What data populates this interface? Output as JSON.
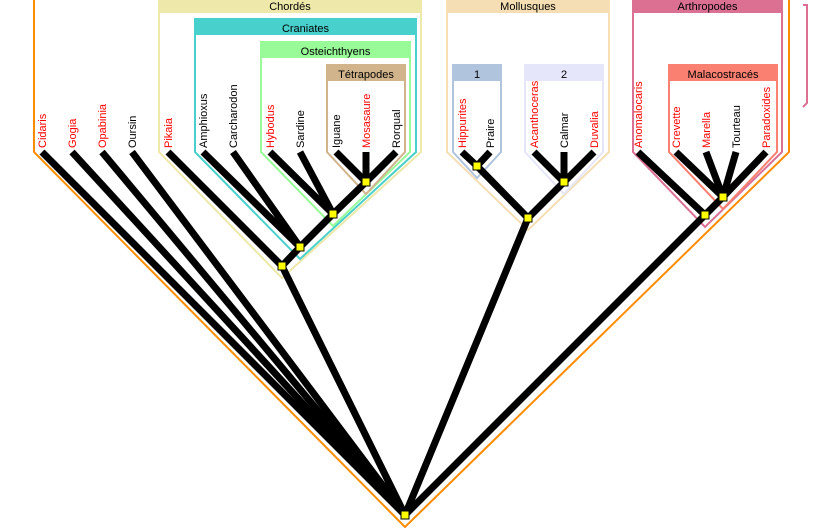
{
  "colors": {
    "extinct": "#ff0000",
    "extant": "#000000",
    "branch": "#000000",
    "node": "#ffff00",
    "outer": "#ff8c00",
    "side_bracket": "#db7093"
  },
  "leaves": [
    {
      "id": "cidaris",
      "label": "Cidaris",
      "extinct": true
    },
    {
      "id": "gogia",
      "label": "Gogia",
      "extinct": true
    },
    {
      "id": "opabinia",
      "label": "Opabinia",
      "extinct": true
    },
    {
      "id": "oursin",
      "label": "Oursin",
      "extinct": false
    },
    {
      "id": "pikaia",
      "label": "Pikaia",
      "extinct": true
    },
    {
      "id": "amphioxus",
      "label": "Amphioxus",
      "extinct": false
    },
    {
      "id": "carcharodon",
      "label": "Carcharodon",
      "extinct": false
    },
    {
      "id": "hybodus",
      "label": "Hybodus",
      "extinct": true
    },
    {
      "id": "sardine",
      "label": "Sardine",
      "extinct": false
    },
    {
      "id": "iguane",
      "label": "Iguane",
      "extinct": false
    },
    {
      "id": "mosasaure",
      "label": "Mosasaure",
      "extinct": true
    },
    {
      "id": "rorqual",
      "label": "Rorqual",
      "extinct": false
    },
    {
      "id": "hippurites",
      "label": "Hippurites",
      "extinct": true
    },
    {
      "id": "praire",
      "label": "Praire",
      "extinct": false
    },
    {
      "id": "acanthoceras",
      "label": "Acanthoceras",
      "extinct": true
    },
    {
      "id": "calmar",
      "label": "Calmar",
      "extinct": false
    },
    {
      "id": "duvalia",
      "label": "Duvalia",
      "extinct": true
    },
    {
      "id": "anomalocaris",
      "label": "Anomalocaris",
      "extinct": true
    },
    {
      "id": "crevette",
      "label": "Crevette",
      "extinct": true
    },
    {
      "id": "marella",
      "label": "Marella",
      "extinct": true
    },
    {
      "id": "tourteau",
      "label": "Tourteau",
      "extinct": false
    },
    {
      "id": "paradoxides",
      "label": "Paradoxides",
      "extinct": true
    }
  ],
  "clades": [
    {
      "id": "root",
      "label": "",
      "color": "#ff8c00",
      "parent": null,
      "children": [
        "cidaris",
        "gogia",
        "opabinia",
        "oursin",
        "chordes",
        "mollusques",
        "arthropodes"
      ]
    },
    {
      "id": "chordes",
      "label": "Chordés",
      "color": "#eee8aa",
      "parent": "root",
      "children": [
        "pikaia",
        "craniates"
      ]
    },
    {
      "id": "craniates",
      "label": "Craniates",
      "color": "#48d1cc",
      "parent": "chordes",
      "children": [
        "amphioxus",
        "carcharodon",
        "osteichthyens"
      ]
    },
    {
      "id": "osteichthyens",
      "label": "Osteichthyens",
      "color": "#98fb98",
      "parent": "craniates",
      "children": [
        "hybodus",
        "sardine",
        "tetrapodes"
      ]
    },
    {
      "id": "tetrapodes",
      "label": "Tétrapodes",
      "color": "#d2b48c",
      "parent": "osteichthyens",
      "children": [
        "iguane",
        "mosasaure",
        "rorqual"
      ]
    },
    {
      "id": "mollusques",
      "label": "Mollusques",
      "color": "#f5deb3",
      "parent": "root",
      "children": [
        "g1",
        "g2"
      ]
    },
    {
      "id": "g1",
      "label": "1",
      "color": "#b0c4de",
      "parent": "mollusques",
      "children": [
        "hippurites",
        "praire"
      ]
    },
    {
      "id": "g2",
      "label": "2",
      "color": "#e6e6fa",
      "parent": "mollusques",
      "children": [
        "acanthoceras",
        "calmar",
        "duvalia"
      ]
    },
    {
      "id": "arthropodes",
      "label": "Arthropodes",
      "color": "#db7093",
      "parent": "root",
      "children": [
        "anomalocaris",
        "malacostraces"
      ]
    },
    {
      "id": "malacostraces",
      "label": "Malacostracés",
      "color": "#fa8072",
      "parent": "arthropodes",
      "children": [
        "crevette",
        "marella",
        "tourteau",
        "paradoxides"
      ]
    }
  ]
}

**YOUR GOAL:**
The records above need to be given again exactly. Omit the pictures.

**FULL ANSWER:**
What data populates this interface? Output as JSON.
{
  "colors": {
    "extinct": "#ff0000",
    "extant": "#000000",
    "branch": "#000000",
    "node": "#ffff00",
    "outer": "#ff8c00",
    "side_bracket": "#db7093"
  },
  "leaves": [
    {
      "id": "cidaris",
      "label": "Cidaris",
      "extinct": true
    },
    {
      "id": "gogia",
      "label": "Gogia",
      "extinct": true
    },
    {
      "id": "opabinia",
      "label": "Opabinia",
      "extinct": true
    },
    {
      "id": "oursin",
      "label": "Oursin",
      "extinct": false
    },
    {
      "id": "pikaia",
      "label": "Pikaia",
      "extinct": true
    },
    {
      "id": "amphioxus",
      "label": "Amphioxus",
      "extinct": false
    },
    {
      "id": "carcharodon",
      "label": "Carcharodon",
      "extinct": false
    },
    {
      "id": "hybodus",
      "label": "Hybodus",
      "extinct": true
    },
    {
      "id": "sardine",
      "label": "Sardine",
      "extinct": false
    },
    {
      "id": "iguane",
      "label": "Iguane",
      "extinct": false
    },
    {
      "id": "mosasaure",
      "label": "Mosasaure",
      "extinct": true
    },
    {
      "id": "rorqual",
      "label": "Rorqual",
      "extinct": false
    },
    {
      "id": "hippurites",
      "label": "Hippurites",
      "extinct": true
    },
    {
      "id": "praire",
      "label": "Praire",
      "extinct": false
    },
    {
      "id": "acanthoceras",
      "label": "Acanthoceras",
      "extinct": true
    },
    {
      "id": "calmar",
      "label": "Calmar",
      "extinct": false
    },
    {
      "id": "duvalia",
      "label": "Duvalia",
      "extinct": true
    },
    {
      "id": "anomalocaris",
      "label": "Anomalocaris",
      "extinct": true
    },
    {
      "id": "crevette",
      "label": "Crevette",
      "extinct": true
    },
    {
      "id": "marella",
      "label": "Marella",
      "extinct": true
    },
    {
      "id": "tourteau",
      "label": "Tourteau",
      "extinct": false
    },
    {
      "id": "paradoxides",
      "label": "Paradoxides",
      "extinct": true
    }
  ],
  "clades": [
    {
      "id": "root",
      "label": "",
      "color": "#ff8c00",
      "parent": null,
      "children": [
        "cidaris",
        "gogia",
        "opabinia",
        "oursin",
        "chordes",
        "mollusques",
        "arthropodes"
      ]
    },
    {
      "id": "chordes",
      "label": "Chordés",
      "color": "#eee8aa",
      "parent": "root",
      "children": [
        "pikaia",
        "craniates"
      ]
    },
    {
      "id": "craniates",
      "label": "Craniates",
      "color": "#48d1cc",
      "parent": "chordes",
      "children": [
        "amphioxus",
        "carcharodon",
        "osteichthyens"
      ]
    },
    {
      "id": "osteichthyens",
      "label": "Osteichthyens",
      "color": "#98fb98",
      "parent": "craniates",
      "children": [
        "hybodus",
        "sardine",
        "tetrapodes"
      ]
    },
    {
      "id": "tetrapodes",
      "label": "Tétrapodes",
      "color": "#d2b48c",
      "parent": "osteichthyens",
      "children": [
        "iguane",
        "mosasaure",
        "rorqual"
      ]
    },
    {
      "id": "mollusques",
      "label": "Mollusques",
      "color": "#f5deb3",
      "parent": "root",
      "children": [
        "g1",
        "g2"
      ]
    },
    {
      "id": "g1",
      "label": "1",
      "color": "#b0c4de",
      "parent": "mollusques",
      "children": [
        "hippurites",
        "praire"
      ]
    },
    {
      "id": "g2",
      "label": "2",
      "color": "#e6e6fa",
      "parent": "mollusques",
      "children": [
        "acanthoceras",
        "calmar",
        "duvalia"
      ]
    },
    {
      "id": "arthropodes",
      "label": "Arthropodes",
      "color": "#db7093",
      "parent": "root",
      "children": [
        "anomalocaris",
        "malacostraces"
      ]
    },
    {
      "id": "malacostraces",
      "label": "Malacostracés",
      "color": "#fa8072",
      "parent": "arthropodes",
      "children": [
        "crevette",
        "marella",
        "tourteau",
        "paradoxides"
      ]
    }
  ]
}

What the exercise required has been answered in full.